*** Dataset rows
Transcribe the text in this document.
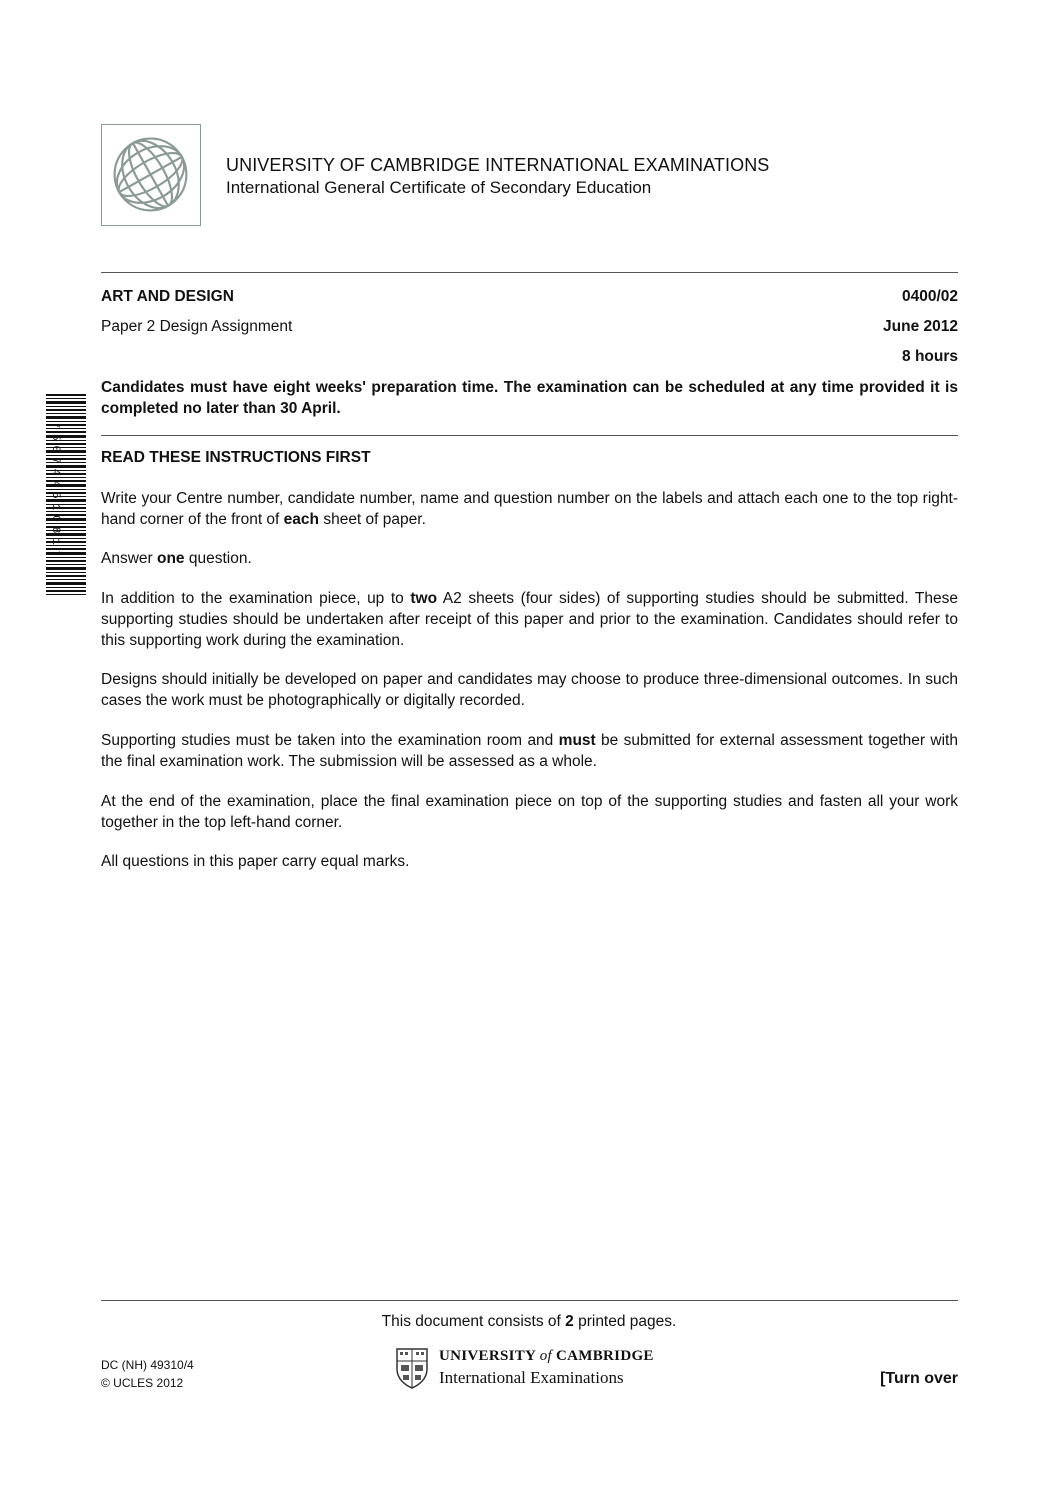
UNIVERSITY OF CAMBRIDGE INTERNATIONAL EXAMINATIONS
International General Certificate of Secondary Education
ART AND DESIGN	0400/02
Paper 2 Design Assignment	June 2012
8 hours
Candidates must have eight weeks' preparation time. The examination can be scheduled at any time provided it is completed no later than 30 April.
*5074451081*	READ THESE INSTRUCTIONS FIRST
Write your Centre number, candidate number, name and question number on the labels and attach each one to the top right-hand corner of the front of each sheet of paper.
Answer one question.
In addition to the examination piece, up to two A2 sheets (four sides) of supporting studies should be submitted. These supporting studies should be undertaken after receipt of this paper and prior to the examination. Candidates should refer to this supporting work during the examination.
Designs should initially be developed on paper and candidates may choose to produce three-dimensional outcomes. In such cases the work must be photographically or digitally recorded.
Supporting studies must be taken into the examination room and must be submitted for external assessment together with the final examination work. The submission will be assessed as a whole.
At the end of the examination, place the final examination piece on top of the supporting studies and fasten all your work together in the top left-hand corner.
All questions in this paper carry equal marks.
This document consists of 2 printed pages.
DC (NH) 49310/4
© UCLES 2012
UNIVERSITY of CAMBRIDGE
International Examinations	[Turn over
******
• _Required work_:
Scan the material above for the string "your" and return the lines that hold it.

• _The output_:
Write your Centre number, candidate number, name and question number on the labels and attach each one to the top right-hand corner of the front of each sheet of paper.
At the end of the examination, place the final examination piece on top of the supporting studies and fasten all your work together in the top left-hand corner.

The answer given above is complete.